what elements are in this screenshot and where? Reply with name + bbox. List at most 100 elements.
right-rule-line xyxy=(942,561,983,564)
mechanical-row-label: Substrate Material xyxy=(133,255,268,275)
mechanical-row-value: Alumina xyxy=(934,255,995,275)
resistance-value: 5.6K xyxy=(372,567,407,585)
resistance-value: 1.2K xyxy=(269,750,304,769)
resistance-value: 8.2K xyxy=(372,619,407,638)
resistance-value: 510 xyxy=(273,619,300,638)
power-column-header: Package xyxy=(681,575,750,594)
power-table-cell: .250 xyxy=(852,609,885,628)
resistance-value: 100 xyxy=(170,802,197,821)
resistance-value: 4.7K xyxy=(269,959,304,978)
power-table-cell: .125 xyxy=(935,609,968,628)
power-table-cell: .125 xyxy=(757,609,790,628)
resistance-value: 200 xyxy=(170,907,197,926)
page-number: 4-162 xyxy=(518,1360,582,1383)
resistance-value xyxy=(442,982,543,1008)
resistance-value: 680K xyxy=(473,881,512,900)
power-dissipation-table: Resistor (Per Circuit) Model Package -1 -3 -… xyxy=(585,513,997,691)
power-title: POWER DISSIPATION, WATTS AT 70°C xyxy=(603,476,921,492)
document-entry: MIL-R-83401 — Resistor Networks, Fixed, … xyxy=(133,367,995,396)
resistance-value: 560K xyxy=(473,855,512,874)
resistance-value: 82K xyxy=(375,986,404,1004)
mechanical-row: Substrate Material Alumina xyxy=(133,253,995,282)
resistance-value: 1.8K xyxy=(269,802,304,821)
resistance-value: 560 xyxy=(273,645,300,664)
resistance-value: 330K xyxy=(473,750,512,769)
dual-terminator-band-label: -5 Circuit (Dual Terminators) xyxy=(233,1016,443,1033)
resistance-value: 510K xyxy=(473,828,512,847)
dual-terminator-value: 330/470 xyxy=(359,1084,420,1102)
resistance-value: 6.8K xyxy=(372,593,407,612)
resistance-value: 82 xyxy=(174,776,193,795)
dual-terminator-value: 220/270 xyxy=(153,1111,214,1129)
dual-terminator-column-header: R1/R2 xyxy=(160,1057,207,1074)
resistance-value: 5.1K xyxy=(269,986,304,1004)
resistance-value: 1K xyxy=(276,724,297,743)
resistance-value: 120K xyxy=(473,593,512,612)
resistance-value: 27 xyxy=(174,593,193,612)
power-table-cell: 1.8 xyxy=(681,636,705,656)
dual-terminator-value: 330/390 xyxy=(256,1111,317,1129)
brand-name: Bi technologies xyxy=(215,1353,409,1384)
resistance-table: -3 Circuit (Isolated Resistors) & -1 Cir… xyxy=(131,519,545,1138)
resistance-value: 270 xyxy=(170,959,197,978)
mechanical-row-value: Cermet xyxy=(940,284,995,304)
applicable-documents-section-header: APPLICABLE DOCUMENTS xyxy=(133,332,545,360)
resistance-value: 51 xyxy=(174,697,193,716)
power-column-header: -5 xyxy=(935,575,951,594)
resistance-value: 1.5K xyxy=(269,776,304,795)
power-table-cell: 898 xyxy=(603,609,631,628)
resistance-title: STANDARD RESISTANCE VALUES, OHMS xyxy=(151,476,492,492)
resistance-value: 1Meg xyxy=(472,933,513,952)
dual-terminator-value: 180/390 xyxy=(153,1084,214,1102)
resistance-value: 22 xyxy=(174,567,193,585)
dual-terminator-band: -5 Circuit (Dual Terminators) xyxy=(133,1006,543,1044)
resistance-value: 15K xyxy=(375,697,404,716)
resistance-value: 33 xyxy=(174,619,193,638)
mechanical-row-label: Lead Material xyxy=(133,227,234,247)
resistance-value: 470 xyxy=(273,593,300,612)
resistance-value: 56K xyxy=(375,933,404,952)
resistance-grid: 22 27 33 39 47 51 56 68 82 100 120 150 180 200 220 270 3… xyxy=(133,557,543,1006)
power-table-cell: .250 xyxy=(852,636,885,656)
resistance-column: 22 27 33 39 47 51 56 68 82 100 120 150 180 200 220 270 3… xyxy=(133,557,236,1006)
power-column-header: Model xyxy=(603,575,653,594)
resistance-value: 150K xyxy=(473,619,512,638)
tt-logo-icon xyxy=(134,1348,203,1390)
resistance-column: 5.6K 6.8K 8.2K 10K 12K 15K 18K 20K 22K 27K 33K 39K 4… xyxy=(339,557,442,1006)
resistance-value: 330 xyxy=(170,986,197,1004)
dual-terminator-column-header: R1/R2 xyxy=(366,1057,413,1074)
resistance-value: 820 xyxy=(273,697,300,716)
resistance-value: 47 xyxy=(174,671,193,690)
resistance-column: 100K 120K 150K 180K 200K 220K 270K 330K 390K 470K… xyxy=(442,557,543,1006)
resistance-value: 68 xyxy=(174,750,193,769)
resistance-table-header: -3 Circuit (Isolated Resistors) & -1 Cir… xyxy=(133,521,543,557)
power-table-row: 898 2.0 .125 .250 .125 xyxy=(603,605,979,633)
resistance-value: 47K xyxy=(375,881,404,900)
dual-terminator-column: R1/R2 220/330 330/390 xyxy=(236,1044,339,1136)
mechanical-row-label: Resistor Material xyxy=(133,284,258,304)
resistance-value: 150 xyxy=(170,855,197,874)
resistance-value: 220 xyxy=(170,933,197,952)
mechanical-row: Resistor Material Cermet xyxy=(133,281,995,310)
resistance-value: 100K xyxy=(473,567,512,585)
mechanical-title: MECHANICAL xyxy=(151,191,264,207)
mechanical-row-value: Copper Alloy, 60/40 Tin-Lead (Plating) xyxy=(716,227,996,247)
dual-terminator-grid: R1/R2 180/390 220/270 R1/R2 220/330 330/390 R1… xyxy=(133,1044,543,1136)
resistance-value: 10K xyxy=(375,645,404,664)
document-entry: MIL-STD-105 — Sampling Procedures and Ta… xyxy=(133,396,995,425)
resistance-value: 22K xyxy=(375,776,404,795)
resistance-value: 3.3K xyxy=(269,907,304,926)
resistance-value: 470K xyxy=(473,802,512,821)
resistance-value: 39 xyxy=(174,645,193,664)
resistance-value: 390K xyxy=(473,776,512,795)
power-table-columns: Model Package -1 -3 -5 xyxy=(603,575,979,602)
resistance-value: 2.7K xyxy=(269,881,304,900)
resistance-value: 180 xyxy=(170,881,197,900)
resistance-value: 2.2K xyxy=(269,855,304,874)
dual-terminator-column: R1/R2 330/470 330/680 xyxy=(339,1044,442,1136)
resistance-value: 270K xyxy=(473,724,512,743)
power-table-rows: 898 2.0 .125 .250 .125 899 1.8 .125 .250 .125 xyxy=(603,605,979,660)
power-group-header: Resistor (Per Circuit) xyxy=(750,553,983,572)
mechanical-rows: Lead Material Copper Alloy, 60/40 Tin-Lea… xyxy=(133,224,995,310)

::::::::::

The request
Print the rows above again with no changes.

Reply to the exercise
what elements are in this screenshot and where? Reply with name + bbox. List at most 100 elements.
right-rule-line xyxy=(942,561,983,564)
mechanical-row-label: Substrate Material xyxy=(133,255,268,275)
mechanical-row-value: Alumina xyxy=(934,255,995,275)
resistance-value: 5.6K xyxy=(372,567,407,585)
resistance-value: 1.2K xyxy=(269,750,304,769)
resistance-value: 8.2K xyxy=(372,619,407,638)
resistance-value: 510 xyxy=(273,619,300,638)
power-column-header: Package xyxy=(681,575,750,594)
power-table-cell: .250 xyxy=(852,609,885,628)
resistance-value: 100 xyxy=(170,802,197,821)
resistance-value: 4.7K xyxy=(269,959,304,978)
power-table-cell: .125 xyxy=(935,609,968,628)
power-table-cell: .125 xyxy=(757,609,790,628)
resistance-value: 200 xyxy=(170,907,197,926)
page-number: 4-162 xyxy=(518,1360,582,1383)
resistance-value xyxy=(442,982,543,1008)
resistance-value: 680K xyxy=(473,881,512,900)
power-dissipation-table: Resistor (Per Circuit) Model Package -1 -3 -… xyxy=(585,513,997,691)
power-title: POWER DISSIPATION, WATTS AT 70°C xyxy=(603,476,921,492)
document-entry: MIL-R-83401 — Resistor Networks, Fixed, … xyxy=(133,367,995,396)
resistance-value: 560K xyxy=(473,855,512,874)
resistance-value: 82K xyxy=(375,986,404,1004)
mechanical-row: Substrate Material Alumina xyxy=(133,253,995,282)
resistance-value: 1.8K xyxy=(269,802,304,821)
resistance-value: 560 xyxy=(273,645,300,664)
resistance-value: 330K xyxy=(473,750,512,769)
dual-terminator-band-label: -5 Circuit (Dual Terminators) xyxy=(233,1016,443,1033)
resistance-value: 510K xyxy=(473,828,512,847)
dual-terminator-value: 330/470 xyxy=(359,1084,420,1102)
resistance-value: 6.8K xyxy=(372,593,407,612)
resistance-value: 82 xyxy=(174,776,193,795)
dual-terminator-value: 220/270 xyxy=(153,1111,214,1129)
dual-terminator-column-header: R1/R2 xyxy=(160,1057,207,1074)
resistance-value: 5.1K xyxy=(269,986,304,1004)
resistance-value: 1K xyxy=(276,724,297,743)
resistance-value: 120K xyxy=(473,593,512,612)
resistance-value: 27 xyxy=(174,593,193,612)
power-table-cell: 1.8 xyxy=(681,636,705,656)
dual-terminator-value: 330/390 xyxy=(256,1111,317,1129)
brand-name: Bi technologies xyxy=(215,1353,409,1384)
resistance-table: -3 Circuit (Isolated Resistors) & -1 Cir… xyxy=(131,519,545,1138)
resistance-value: 270 xyxy=(170,959,197,978)
mechanical-row-value: Cermet xyxy=(940,284,995,304)
applicable-documents-section-header: APPLICABLE DOCUMENTS xyxy=(133,332,545,360)
resistance-value: 51 xyxy=(174,697,193,716)
power-column-header: -5 xyxy=(935,575,951,594)
resistance-value: 1.5K xyxy=(269,776,304,795)
power-table-cell: 898 xyxy=(603,609,631,628)
resistance-title: STANDARD RESISTANCE VALUES, OHMS xyxy=(151,476,492,492)
resistance-value: 1Meg xyxy=(472,933,513,952)
dual-terminator-value: 180/390 xyxy=(153,1084,214,1102)
resistance-value: 22 xyxy=(174,567,193,585)
dual-terminator-band: -5 Circuit (Dual Terminators) xyxy=(133,1006,543,1044)
resistance-value: 15K xyxy=(375,697,404,716)
resistance-value: 33 xyxy=(174,619,193,638)
mechanical-row-label: Lead Material xyxy=(133,227,234,247)
resistance-value: 470 xyxy=(273,593,300,612)
resistance-value: 56K xyxy=(375,933,404,952)
resistance-grid: 22 27 33 39 47 51 56 68 82 100 120 150 180 200 220 270 3… xyxy=(133,557,543,1006)
power-table-cell: .250 xyxy=(852,636,885,656)
resistance-column: 22 27 33 39 47 51 56 68 82 100 120 150 180 200 220 270 3… xyxy=(133,557,236,1006)
power-column-header: Model xyxy=(603,575,653,594)
resistance-value: 150K xyxy=(473,619,512,638)
tt-logo-icon xyxy=(134,1348,203,1390)
resistance-column: 5.6K 6.8K 8.2K 10K 12K 15K 18K 20K 22K 27K 33K 39K 4… xyxy=(339,557,442,1006)
resistance-value: 330 xyxy=(170,986,197,1004)
dual-terminator-column-header: R1/R2 xyxy=(366,1057,413,1074)
resistance-value: 820 xyxy=(273,697,300,716)
resistance-value: 47 xyxy=(174,671,193,690)
resistance-column: 100K 120K 150K 180K 200K 220K 270K 330K 390K 470K… xyxy=(442,557,543,1006)
resistance-value: 68 xyxy=(174,750,193,769)
resistance-table-header: -3 Circuit (Isolated Resistors) & -1 Cir… xyxy=(133,521,543,557)
power-table-row: 898 2.0 .125 .250 .125 xyxy=(603,605,979,633)
resistance-value: 47K xyxy=(375,881,404,900)
dual-terminator-column: R1/R2 220/330 330/390 xyxy=(236,1044,339,1136)
mechanical-row-label: Resistor Material xyxy=(133,284,258,304)
resistance-value: 150 xyxy=(170,855,197,874)
resistance-value: 220 xyxy=(170,933,197,952)
mechanical-row: Resistor Material Cermet xyxy=(133,281,995,310)
resistance-value: 100K xyxy=(473,567,512,585)
mechanical-title: MECHANICAL xyxy=(151,191,264,207)
mechanical-row-value: Copper Alloy, 60/40 Tin-Lead (Plating) xyxy=(716,227,996,247)
dual-terminator-grid: R1/R2 180/390 220/270 R1/R2 220/330 330/390 R1… xyxy=(133,1044,543,1136)
resistance-value: 10K xyxy=(375,645,404,664)
document-entry: MIL-STD-105 — Sampling Procedures and Ta… xyxy=(133,396,995,425)
resistance-value: 22K xyxy=(375,776,404,795)
resistance-value: 3.3K xyxy=(269,907,304,926)
resistance-value: 470K xyxy=(473,802,512,821)
resistance-value: 39 xyxy=(174,645,193,664)
resistance-value: 390K xyxy=(473,776,512,795)
power-table-columns: Model Package -1 -3 -5 xyxy=(603,575,979,602)
resistance-value: 2.7K xyxy=(269,881,304,900)
resistance-value: 180 xyxy=(170,881,197,900)
resistance-value: 2.2K xyxy=(269,855,304,874)
dual-terminator-column: R1/R2 330/470 330/680 xyxy=(339,1044,442,1136)
resistance-value: 270K xyxy=(473,724,512,743)
power-table-rows: 898 2.0 .125 .250 .125 899 1.8 .125 .250 .125 xyxy=(603,605,979,660)
power-group-header: Resistor (Per Circuit) xyxy=(750,553,983,572)
mechanical-rows: Lead Material Copper Alloy, 60/40 Tin-Lea… xyxy=(133,224,995,310)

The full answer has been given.